Extracts from a graphics dataset:
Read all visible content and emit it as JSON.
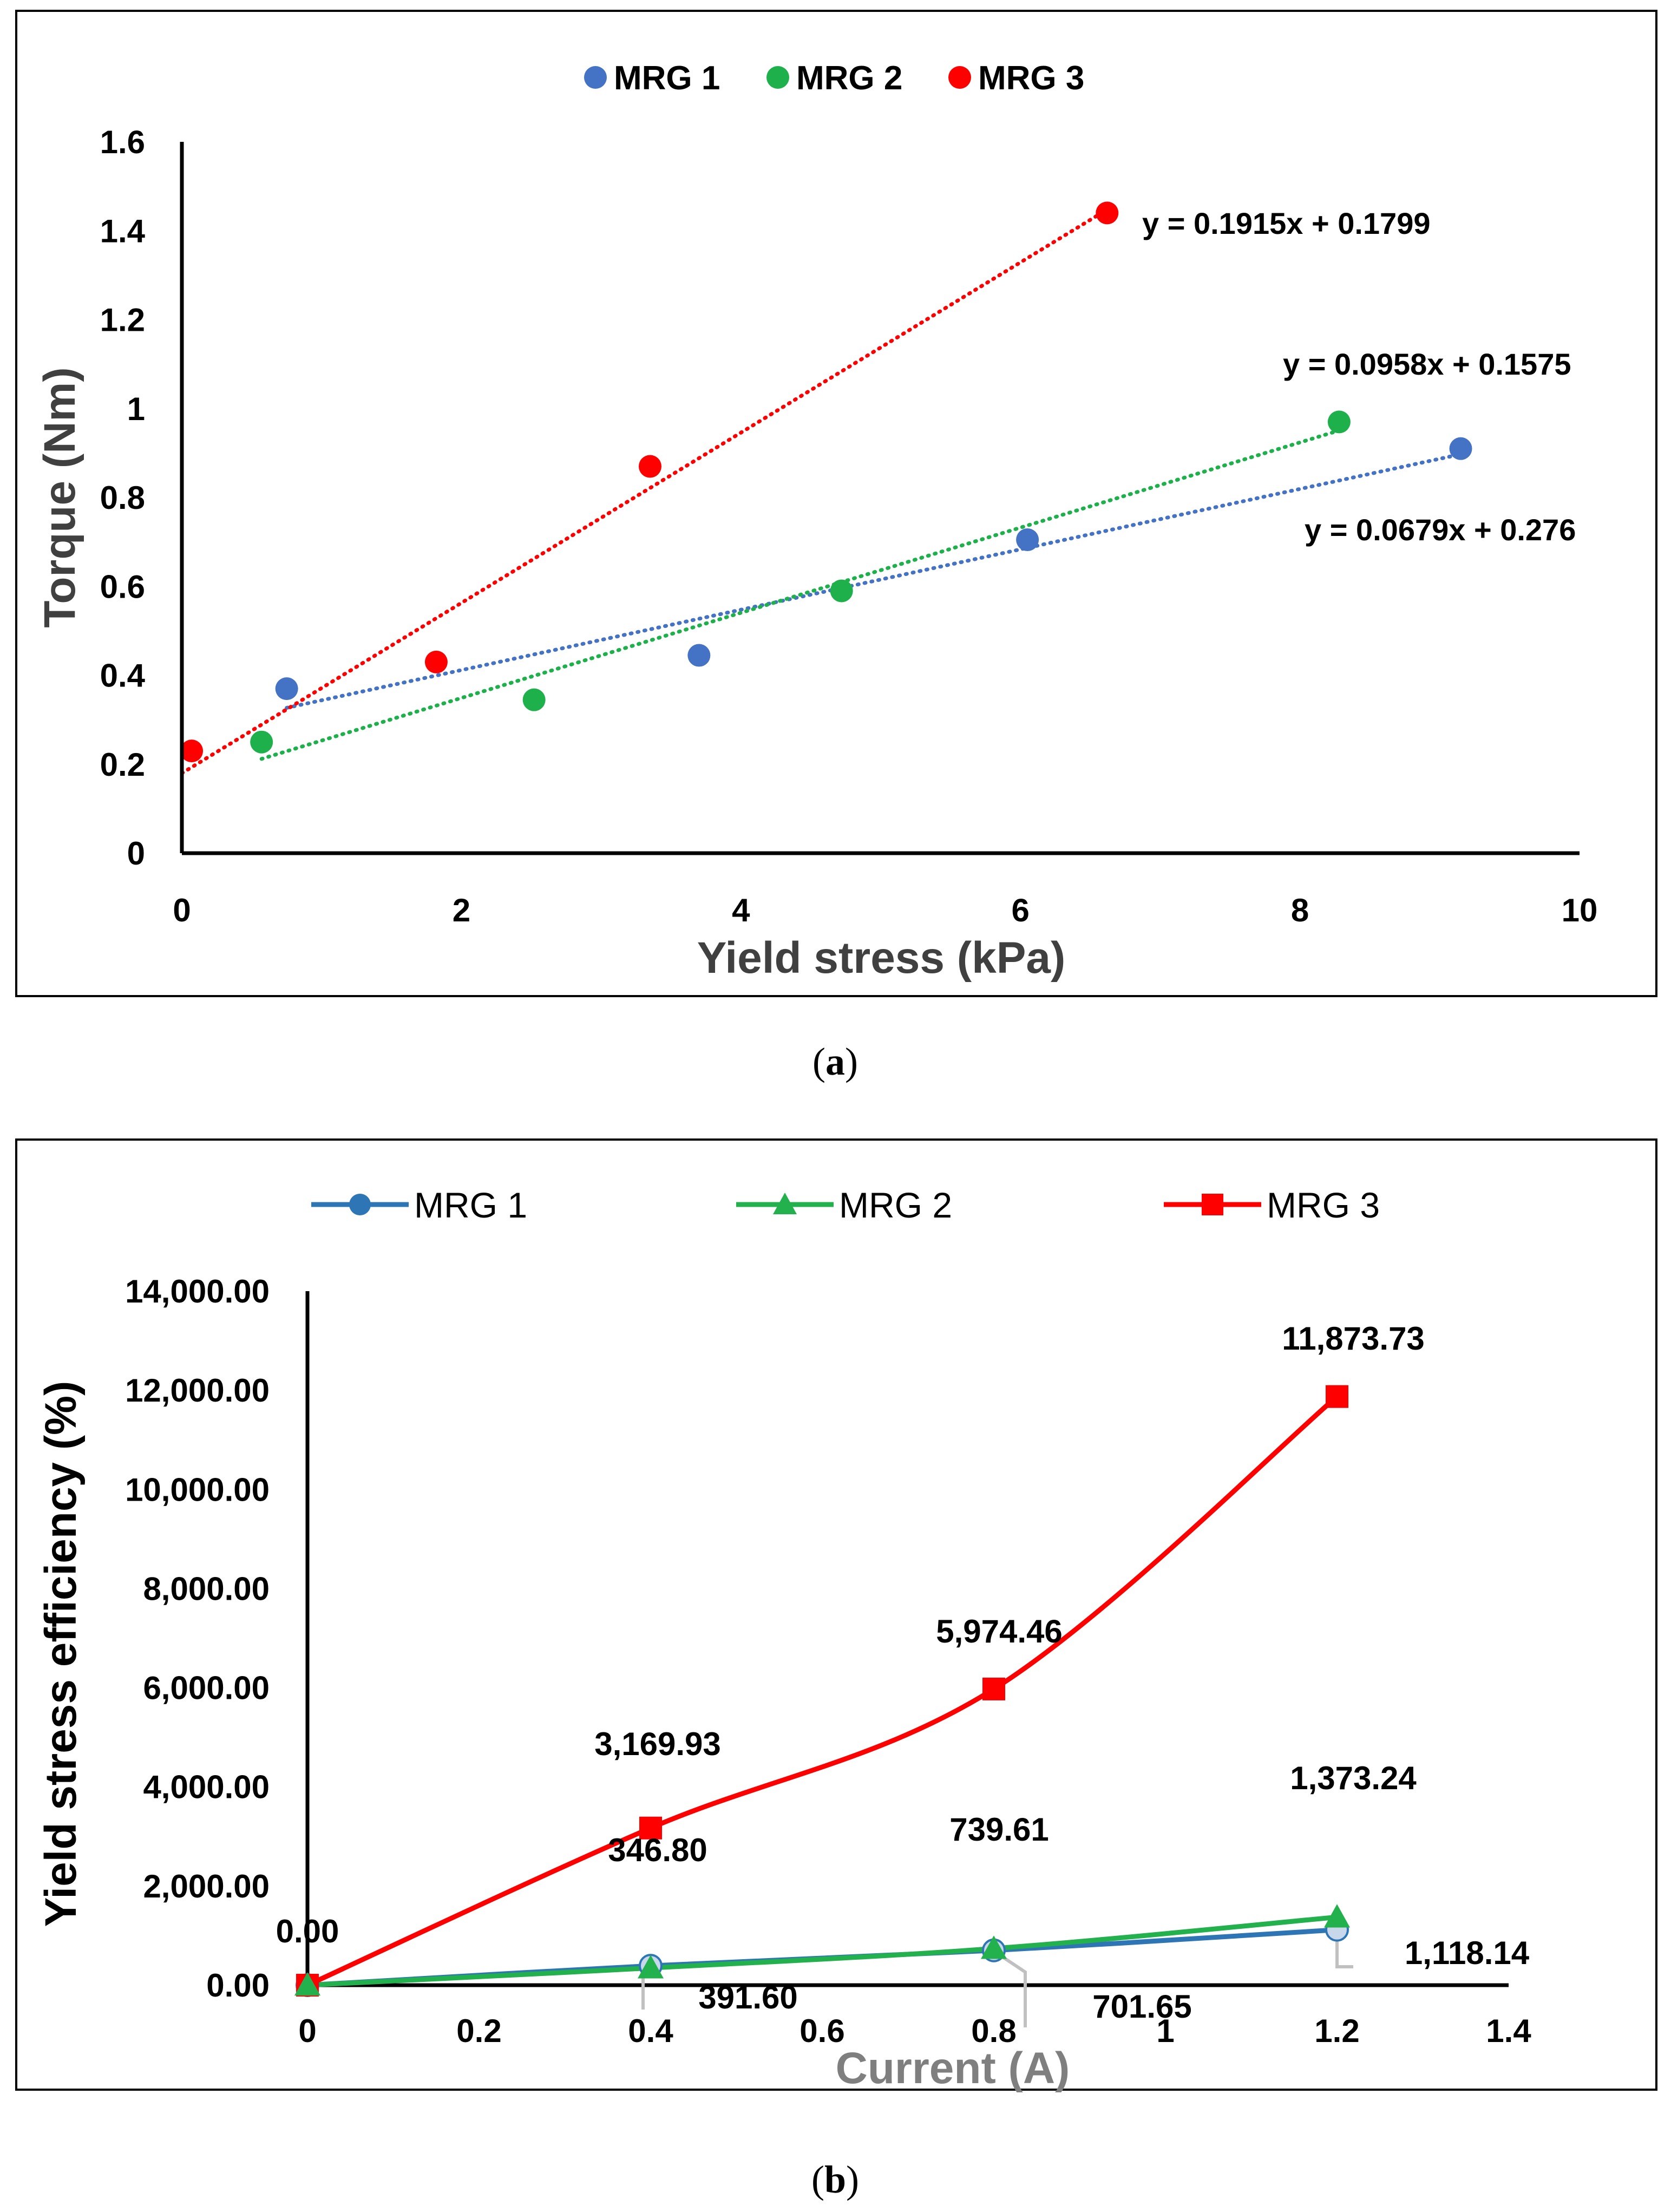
{
  "chart_data": [
    {
      "type": "scatter",
      "panel": "(a)",
      "caption_letter": "a",
      "title": "",
      "xlabel": "Yield stress (kPa)",
      "ylabel": "Torque (Nm)",
      "xlim": [
        0,
        10
      ],
      "ylim": [
        0,
        1.6
      ],
      "x_ticks": [
        "0",
        "2",
        "4",
        "6",
        "8",
        "10"
      ],
      "y_ticks": [
        "0",
        "0.2",
        "0.4",
        "0.6",
        "0.8",
        "1",
        "1.2",
        "1.4",
        "1.6"
      ],
      "grid": false,
      "legend_position": "top-center",
      "series": [
        {
          "name": "MRG 1",
          "color": "#4472c4",
          "x": [
            0.75,
            3.7,
            6.05,
            9.15
          ],
          "y": [
            0.37,
            0.445,
            0.705,
            0.91
          ],
          "trendline": {
            "slope": 0.0679,
            "intercept": 0.276,
            "x_range": [
              0.75,
              9.15
            ],
            "equation": "y = 0.0679x + 0.276"
          }
        },
        {
          "name": "MRG 2",
          "color": "#1eb04b",
          "x": [
            0.57,
            2.52,
            4.72,
            8.28
          ],
          "y": [
            0.25,
            0.345,
            0.59,
            0.97
          ],
          "trendline": {
            "slope": 0.0958,
            "intercept": 0.1575,
            "x_range": [
              0.57,
              8.28
            ],
            "equation": "y = 0.0958x + 0.1575"
          }
        },
        {
          "name": "MRG 3",
          "color": "#ff0000",
          "x": [
            0.07,
            1.82,
            3.35,
            6.62
          ],
          "y": [
            0.23,
            0.43,
            0.87,
            1.44
          ],
          "trendline": {
            "slope": 0.1915,
            "intercept": 0.1799,
            "x_range": [
              0.0,
              6.62
            ],
            "equation": "y = 0.1915x + 0.1799"
          }
        }
      ]
    },
    {
      "type": "line",
      "panel": "(b)",
      "caption_letter": "b",
      "title": "",
      "xlabel": "Current (A)",
      "ylabel": "Yield stress efficiency (%)",
      "xlim": [
        0,
        1.4
      ],
      "ylim": [
        0,
        14000
      ],
      "x_ticks": [
        "0",
        "0.2",
        "0.4",
        "0.6",
        "0.8",
        "1",
        "1.2",
        "1.4"
      ],
      "y_ticks": [
        "0.00",
        "2,000.00",
        "4,000.00",
        "6,000.00",
        "8,000.00",
        "10,000.00",
        "12,000.00",
        "14,000.00"
      ],
      "grid": false,
      "legend_position": "top",
      "x": [
        0,
        0.4,
        0.8,
        1.2
      ],
      "series": [
        {
          "name": "MRG 1",
          "color": "#2e75b6",
          "marker": "circle",
          "values": [
            0,
            391.6,
            701.65,
            1118.14
          ],
          "labels": [
            "",
            "391.60",
            "701.65",
            "1,118.14"
          ]
        },
        {
          "name": "MRG 2",
          "color": "#22b14c",
          "marker": "triangle",
          "values": [
            0,
            346.8,
            739.61,
            1373.24
          ],
          "labels": [
            "",
            "346.80",
            "739.61",
            "1,373.24"
          ]
        },
        {
          "name": "MRG 3",
          "color": "#ff0000",
          "marker": "square",
          "values": [
            0,
            3169.93,
            5974.46,
            11873.73
          ],
          "labels": [
            "0.00",
            "3,169.93",
            "5,974.46",
            "11,873.73"
          ]
        }
      ]
    }
  ],
  "captions": {
    "a": "a",
    "b": "b"
  }
}
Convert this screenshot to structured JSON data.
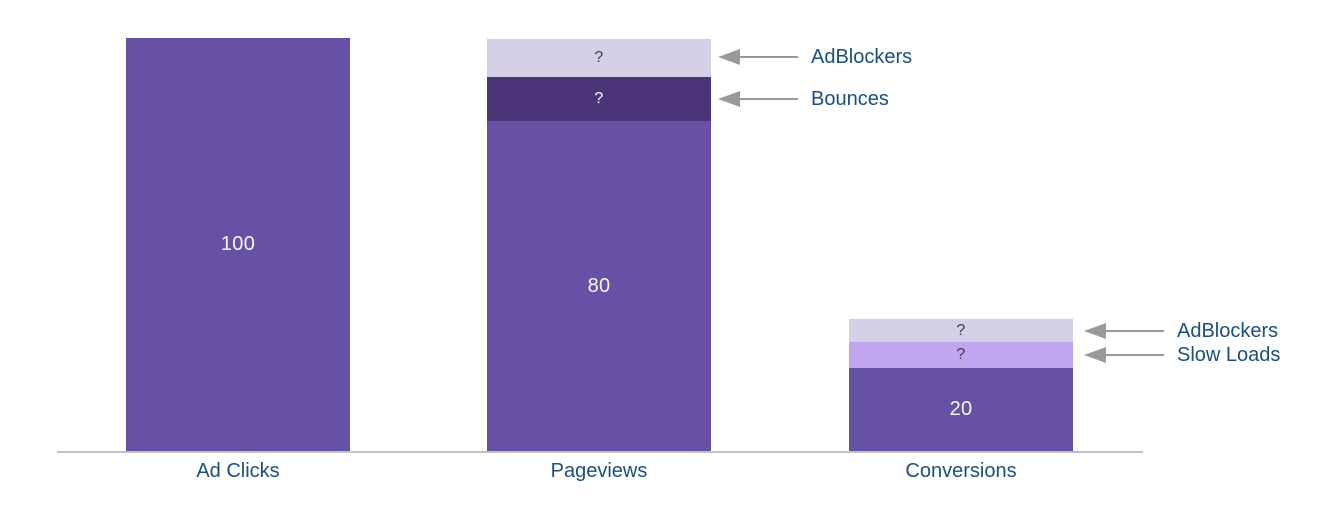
{
  "chart_data": {
    "type": "bar",
    "subtype": "stacked-funnel",
    "title": "",
    "xlabel": "",
    "ylabel": "",
    "ylim": [
      0,
      100
    ],
    "grid": false,
    "legend": false,
    "axis_color": "#c1c1c1",
    "category_label_color": "#1b4f7e",
    "annotation_arrow_color": "#999999",
    "categories": [
      "Ad Clicks",
      "Pageviews",
      "Conversions"
    ],
    "bars": [
      {
        "category": "Ad Clicks",
        "total": 100,
        "segments": [
          {
            "name": "Ad Clicks",
            "value": 100,
            "display": "100",
            "color": "#6751a5",
            "text_color": "#f7f5fb"
          }
        ]
      },
      {
        "category": "Pageviews",
        "total": 100,
        "segments": [
          {
            "name": "AdBlockers",
            "value": "?",
            "estimated_value": 9.2,
            "display": "?",
            "color": "#d5d0e6",
            "text_color": "#3c3c3c"
          },
          {
            "name": "Bounces",
            "value": "?",
            "estimated_value": 10.7,
            "display": "?",
            "color": "#4b3478",
            "text_color": "#ffffff"
          },
          {
            "name": "Pageviews",
            "value": 80,
            "display": "80",
            "color": "#6751a5",
            "text_color": "#f7f5fb"
          }
        ]
      },
      {
        "category": "Conversions",
        "total": 32,
        "segments": [
          {
            "name": "AdBlockers",
            "value": "?",
            "estimated_value": 5.6,
            "display": "?",
            "color": "#d5d0e6",
            "text_color": "#3c3c3c"
          },
          {
            "name": "Slow Loads",
            "value": "?",
            "estimated_value": 6.3,
            "display": "?",
            "color": "#bfa6ee",
            "text_color": "#3c3c3c"
          },
          {
            "name": "Conversions",
            "value": 20,
            "display": "20",
            "color": "#6751a5",
            "text_color": "#f7f5fb"
          }
        ]
      }
    ],
    "annotations": [
      {
        "bar": 1,
        "segment": 0,
        "label": "AdBlockers"
      },
      {
        "bar": 1,
        "segment": 1,
        "label": "Bounces"
      },
      {
        "bar": 2,
        "segment": 0,
        "label": "AdBlockers"
      },
      {
        "bar": 2,
        "segment": 1,
        "label": "Slow Loads"
      }
    ]
  }
}
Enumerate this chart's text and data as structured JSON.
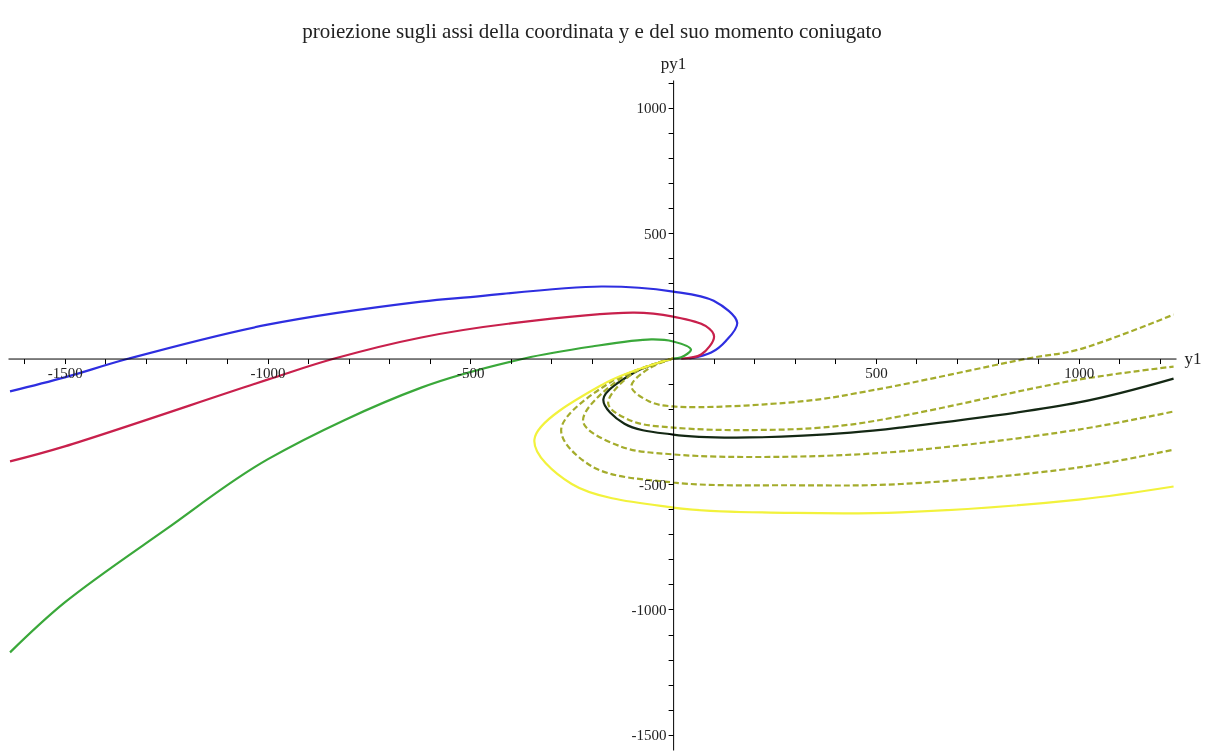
{
  "chart_data": {
    "type": "line",
    "title": "proiezione sugli assi della coordinata y e del suo momento coniugato",
    "xlabel": "y1",
    "ylabel": "py1",
    "xlim": [
      -1640,
      1240
    ],
    "ylim": [
      -1560,
      1110
    ],
    "xticks": [
      {
        "value": -1600,
        "label": null
      },
      -1500,
      {
        "value": -1400,
        "label": null
      },
      {
        "value": -1300,
        "label": null
      },
      {
        "value": -1200,
        "label": null
      },
      {
        "value": -1100,
        "label": null
      },
      -1000,
      {
        "value": -900,
        "label": null
      },
      {
        "value": -800,
        "label": null
      },
      {
        "value": -700,
        "label": null
      },
      {
        "value": -600,
        "label": null
      },
      -500,
      {
        "value": -400,
        "label": null
      },
      {
        "value": -300,
        "label": null
      },
      {
        "value": -200,
        "label": null
      },
      {
        "value": -100,
        "label": null
      },
      {
        "value": 100,
        "label": null
      },
      {
        "value": 200,
        "label": null
      },
      {
        "value": 300,
        "label": null
      },
      {
        "value": 400,
        "label": null
      },
      500,
      {
        "value": 600,
        "label": null
      },
      {
        "value": 700,
        "label": null
      },
      {
        "value": 800,
        "label": null
      },
      {
        "value": 900,
        "label": null
      },
      1000,
      {
        "value": 1100,
        "label": null
      },
      {
        "value": 1200,
        "label": null
      }
    ],
    "yticks": [
      -1500,
      {
        "value": -1400,
        "label": null
      },
      {
        "value": -1300,
        "label": null
      },
      {
        "value": -1200,
        "label": null
      },
      {
        "value": -1100,
        "label": null
      },
      -1000,
      {
        "value": -900,
        "label": null
      },
      {
        "value": -800,
        "label": null
      },
      {
        "value": -700,
        "label": null
      },
      {
        "value": -600,
        "label": null
      },
      -500,
      {
        "value": -400,
        "label": null
      },
      {
        "value": -300,
        "label": null
      },
      {
        "value": -200,
        "label": null
      },
      {
        "value": -100,
        "label": null
      },
      {
        "value": 100,
        "label": null
      },
      {
        "value": 200,
        "label": null
      },
      {
        "value": 300,
        "label": null
      },
      {
        "value": 400,
        "label": null
      },
      500,
      {
        "value": 600,
        "label": null
      },
      {
        "value": 700,
        "label": null
      },
      {
        "value": 800,
        "label": null
      },
      {
        "value": 900,
        "label": null
      },
      1000,
      {
        "value": 1100,
        "label": null
      }
    ],
    "grid": false,
    "series": [
      {
        "color": "#2e2ee0",
        "line_style": "solid",
        "x": [
          -1635,
          -1500,
          -1342,
          -1000,
          -621,
          -500,
          -177,
          0,
          100,
          158,
          130,
          94,
          40
        ],
        "values": [
          -131,
          -75,
          0,
          135,
          227,
          245,
          287,
          267,
          230,
          143,
          70,
          24,
          0
        ]
      },
      {
        "color": "#c8204c",
        "line_style": "solid",
        "x": [
          -1635,
          -1500,
          -1000,
          -835,
          -621,
          -400,
          -96,
          0,
          80,
          101,
          69,
          20
        ],
        "values": [
          -410,
          -350,
          -84,
          0,
          84,
          140,
          183,
          167,
          130,
          88,
          16,
          0
        ]
      },
      {
        "color": "#3aa83a",
        "line_style": "solid",
        "x": [
          -1635,
          -1500,
          -1250,
          -1000,
          -621,
          -367,
          -200,
          -54,
          0,
          44,
          20,
          0
        ],
        "values": [
          -1171,
          -972,
          -680,
          -402,
          -116,
          0,
          48,
          76,
          68,
          36,
          5,
          0
        ]
      },
      {
        "color": "#a4ac2c",
        "line_style": "dashed",
        "x": [
          0,
          -60,
          -103,
          -60,
          0,
          315,
          500,
          874,
          1000,
          1234
        ],
        "values": [
          0,
          -40,
          -111,
          -170,
          -191,
          -171,
          -124,
          0,
          36,
          175
        ]
      },
      {
        "color": "#142814",
        "line_style": "solid",
        "x": [
          0,
          -100,
          -172,
          -120,
          0,
          150,
          438,
          560,
          1000,
          1234
        ],
        "values": [
          0,
          -60,
          -163,
          -260,
          -303,
          -315,
          -295,
          -275,
          -175,
          -80
        ]
      },
      {
        "color": "#a4ac2c",
        "line_style": "dashed",
        "x": [
          0,
          -100,
          -160,
          -100,
          0,
          200,
          438,
          1000,
          1234
        ],
        "values": [
          0,
          -60,
          -180,
          -250,
          -275,
          -285,
          -263,
          -84,
          -32
        ]
      },
      {
        "color": "#a4ac2c",
        "line_style": "dashed",
        "x": [
          0,
          -130,
          -222,
          -130,
          0,
          250,
          562,
          1000,
          1234
        ],
        "values": [
          0,
          -80,
          -250,
          -350,
          -382,
          -392,
          -370,
          -283,
          -211
        ]
      },
      {
        "color": "#a4ac2c",
        "line_style": "dashed",
        "x": [
          0,
          -150,
          -276,
          -200,
          0,
          300,
          562,
          1000,
          1234
        ],
        "values": [
          0,
          -90,
          -283,
          -430,
          -494,
          -505,
          -500,
          -434,
          -363
        ]
      },
      {
        "color": "#f2f23c",
        "line_style": "solid",
        "x": [
          0,
          -170,
          -342,
          -250,
          0,
          300,
          562,
          1000,
          1234
        ],
        "values": [
          0,
          -100,
          -323,
          -500,
          -594,
          -615,
          -613,
          -562,
          -510
        ]
      }
    ]
  }
}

__WHAT YOU NEED TO DO__. Work through the records above line by line and count those that hold the string "equation". Give only the result.

__THE REPLY__. 3